***** Recorded data

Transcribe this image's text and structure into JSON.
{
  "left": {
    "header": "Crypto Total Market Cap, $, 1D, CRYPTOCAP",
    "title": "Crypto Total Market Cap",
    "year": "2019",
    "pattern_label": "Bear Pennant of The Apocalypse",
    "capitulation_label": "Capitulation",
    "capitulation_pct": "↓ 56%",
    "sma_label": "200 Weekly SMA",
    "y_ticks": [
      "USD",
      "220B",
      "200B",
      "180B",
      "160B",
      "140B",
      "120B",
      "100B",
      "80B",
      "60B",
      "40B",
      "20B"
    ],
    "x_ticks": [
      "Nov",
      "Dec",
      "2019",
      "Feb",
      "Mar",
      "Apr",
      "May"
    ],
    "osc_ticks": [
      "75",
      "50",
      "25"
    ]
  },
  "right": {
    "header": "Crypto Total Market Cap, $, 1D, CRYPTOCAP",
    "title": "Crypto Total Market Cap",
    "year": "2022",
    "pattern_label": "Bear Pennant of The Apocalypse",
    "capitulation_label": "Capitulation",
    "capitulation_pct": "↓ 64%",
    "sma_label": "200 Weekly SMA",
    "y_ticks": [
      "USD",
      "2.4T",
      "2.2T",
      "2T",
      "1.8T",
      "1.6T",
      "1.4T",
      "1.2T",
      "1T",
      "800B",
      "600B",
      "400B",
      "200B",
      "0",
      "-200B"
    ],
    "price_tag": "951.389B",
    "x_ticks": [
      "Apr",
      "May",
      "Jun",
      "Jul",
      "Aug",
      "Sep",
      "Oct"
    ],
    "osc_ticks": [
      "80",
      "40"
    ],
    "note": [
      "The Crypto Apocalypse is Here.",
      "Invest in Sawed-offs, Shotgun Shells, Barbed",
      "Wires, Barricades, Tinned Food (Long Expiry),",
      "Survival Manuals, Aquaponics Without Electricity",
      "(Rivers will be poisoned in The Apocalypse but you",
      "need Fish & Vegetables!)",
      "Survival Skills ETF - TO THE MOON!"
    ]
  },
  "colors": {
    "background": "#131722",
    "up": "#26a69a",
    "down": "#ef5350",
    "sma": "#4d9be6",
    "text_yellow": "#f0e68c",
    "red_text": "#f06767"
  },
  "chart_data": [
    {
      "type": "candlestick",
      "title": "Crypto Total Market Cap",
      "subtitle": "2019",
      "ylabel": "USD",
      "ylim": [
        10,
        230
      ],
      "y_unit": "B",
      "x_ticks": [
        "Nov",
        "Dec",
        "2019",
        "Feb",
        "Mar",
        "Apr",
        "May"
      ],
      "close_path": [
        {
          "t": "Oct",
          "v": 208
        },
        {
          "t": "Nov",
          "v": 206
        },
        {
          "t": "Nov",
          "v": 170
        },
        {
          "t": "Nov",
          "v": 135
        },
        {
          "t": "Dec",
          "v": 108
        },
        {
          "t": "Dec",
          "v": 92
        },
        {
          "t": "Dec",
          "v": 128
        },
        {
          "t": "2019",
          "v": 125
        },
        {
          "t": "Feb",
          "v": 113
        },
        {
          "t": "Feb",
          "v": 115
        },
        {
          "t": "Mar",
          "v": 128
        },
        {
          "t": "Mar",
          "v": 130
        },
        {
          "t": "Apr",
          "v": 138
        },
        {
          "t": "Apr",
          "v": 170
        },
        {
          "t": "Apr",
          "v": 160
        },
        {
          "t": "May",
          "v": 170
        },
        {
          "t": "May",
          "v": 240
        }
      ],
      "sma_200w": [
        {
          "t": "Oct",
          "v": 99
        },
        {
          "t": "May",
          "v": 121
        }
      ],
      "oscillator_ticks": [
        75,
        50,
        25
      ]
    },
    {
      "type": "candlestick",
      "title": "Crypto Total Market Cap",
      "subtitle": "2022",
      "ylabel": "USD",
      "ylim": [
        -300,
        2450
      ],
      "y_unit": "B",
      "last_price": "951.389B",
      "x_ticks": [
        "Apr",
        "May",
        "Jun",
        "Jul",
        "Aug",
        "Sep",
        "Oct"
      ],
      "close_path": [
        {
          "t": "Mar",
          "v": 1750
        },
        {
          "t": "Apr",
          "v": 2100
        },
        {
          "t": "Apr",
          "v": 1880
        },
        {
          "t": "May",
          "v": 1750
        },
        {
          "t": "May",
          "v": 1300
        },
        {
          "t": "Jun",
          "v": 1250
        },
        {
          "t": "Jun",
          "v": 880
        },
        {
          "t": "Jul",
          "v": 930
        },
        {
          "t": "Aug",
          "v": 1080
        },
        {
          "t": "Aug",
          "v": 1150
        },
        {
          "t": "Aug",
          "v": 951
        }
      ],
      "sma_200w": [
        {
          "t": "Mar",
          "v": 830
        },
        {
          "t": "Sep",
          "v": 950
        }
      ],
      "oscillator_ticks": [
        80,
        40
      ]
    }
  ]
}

**********

Write out every entry again, keeping each line exactly the same.

Transcribe this image's text and structure into JSON.
{
  "left": {
    "header": "Crypto Total Market Cap, $, 1D, CRYPTOCAP",
    "title": "Crypto Total Market Cap",
    "year": "2019",
    "pattern_label": "Bear Pennant of The Apocalypse",
    "capitulation_label": "Capitulation",
    "capitulation_pct": "↓ 56%",
    "sma_label": "200 Weekly SMA",
    "y_ticks": [
      "USD",
      "220B",
      "200B",
      "180B",
      "160B",
      "140B",
      "120B",
      "100B",
      "80B",
      "60B",
      "40B",
      "20B"
    ],
    "x_ticks": [
      "Nov",
      "Dec",
      "2019",
      "Feb",
      "Mar",
      "Apr",
      "May"
    ],
    "osc_ticks": [
      "75",
      "50",
      "25"
    ]
  },
  "right": {
    "header": "Crypto Total Market Cap, $, 1D, CRYPTOCAP",
    "title": "Crypto Total Market Cap",
    "year": "2022",
    "pattern_label": "Bear Pennant of The Apocalypse",
    "capitulation_label": "Capitulation",
    "capitulation_pct": "↓ 64%",
    "sma_label": "200 Weekly SMA",
    "y_ticks": [
      "USD",
      "2.4T",
      "2.2T",
      "2T",
      "1.8T",
      "1.6T",
      "1.4T",
      "1.2T",
      "1T",
      "800B",
      "600B",
      "400B",
      "200B",
      "0",
      "-200B"
    ],
    "price_tag": "951.389B",
    "x_ticks": [
      "Apr",
      "May",
      "Jun",
      "Jul",
      "Aug",
      "Sep",
      "Oct"
    ],
    "osc_ticks": [
      "80",
      "40"
    ],
    "note": [
      "The Crypto Apocalypse is Here.",
      "Invest in Sawed-offs, Shotgun Shells, Barbed",
      "Wires, Barricades, Tinned Food (Long Expiry),",
      "Survival Manuals, Aquaponics Without Electricity",
      "(Rivers will be poisoned in The Apocalypse but you",
      "need Fish & Vegetables!)",
      "Survival Skills ETF - TO THE MOON!"
    ]
  },
  "colors": {
    "background": "#131722",
    "up": "#26a69a",
    "down": "#ef5350",
    "sma": "#4d9be6",
    "text_yellow": "#f0e68c",
    "red_text": "#f06767"
  },
  "chart_data": [
    {
      "type": "candlestick",
      "title": "Crypto Total Market Cap",
      "subtitle": "2019",
      "ylabel": "USD",
      "ylim": [
        10,
        230
      ],
      "y_unit": "B",
      "x_ticks": [
        "Nov",
        "Dec",
        "2019",
        "Feb",
        "Mar",
        "Apr",
        "May"
      ],
      "close_path": [
        {
          "t": "Oct",
          "v": 208
        },
        {
          "t": "Nov",
          "v": 206
        },
        {
          "t": "Nov",
          "v": 170
        },
        {
          "t": "Nov",
          "v": 135
        },
        {
          "t": "Dec",
          "v": 108
        },
        {
          "t": "Dec",
          "v": 92
        },
        {
          "t": "Dec",
          "v": 128
        },
        {
          "t": "2019",
          "v": 125
        },
        {
          "t": "Feb",
          "v": 113
        },
        {
          "t": "Feb",
          "v": 115
        },
        {
          "t": "Mar",
          "v": 128
        },
        {
          "t": "Mar",
          "v": 130
        },
        {
          "t": "Apr",
          "v": 138
        },
        {
          "t": "Apr",
          "v": 170
        },
        {
          "t": "Apr",
          "v": 160
        },
        {
          "t": "May",
          "v": 170
        },
        {
          "t": "May",
          "v": 240
        }
      ],
      "sma_200w": [
        {
          "t": "Oct",
          "v": 99
        },
        {
          "t": "May",
          "v": 121
        }
      ],
      "oscillator_ticks": [
        75,
        50,
        25
      ]
    },
    {
      "type": "candlestick",
      "title": "Crypto Total Market Cap",
      "subtitle": "2022",
      "ylabel": "USD",
      "ylim": [
        -300,
        2450
      ],
      "y_unit": "B",
      "last_price": "951.389B",
      "x_ticks": [
        "Apr",
        "May",
        "Jun",
        "Jul",
        "Aug",
        "Sep",
        "Oct"
      ],
      "close_path": [
        {
          "t": "Mar",
          "v": 1750
        },
        {
          "t": "Apr",
          "v": 2100
        },
        {
          "t": "Apr",
          "v": 1880
        },
        {
          "t": "May",
          "v": 1750
        },
        {
          "t": "May",
          "v": 1300
        },
        {
          "t": "Jun",
          "v": 1250
        },
        {
          "t": "Jun",
          "v": 880
        },
        {
          "t": "Jul",
          "v": 930
        },
        {
          "t": "Aug",
          "v": 1080
        },
        {
          "t": "Aug",
          "v": 1150
        },
        {
          "t": "Aug",
          "v": 951
        }
      ],
      "sma_200w": [
        {
          "t": "Mar",
          "v": 830
        },
        {
          "t": "Sep",
          "v": 950
        }
      ],
      "oscillator_ticks": [
        80,
        40
      ]
    }
  ]
}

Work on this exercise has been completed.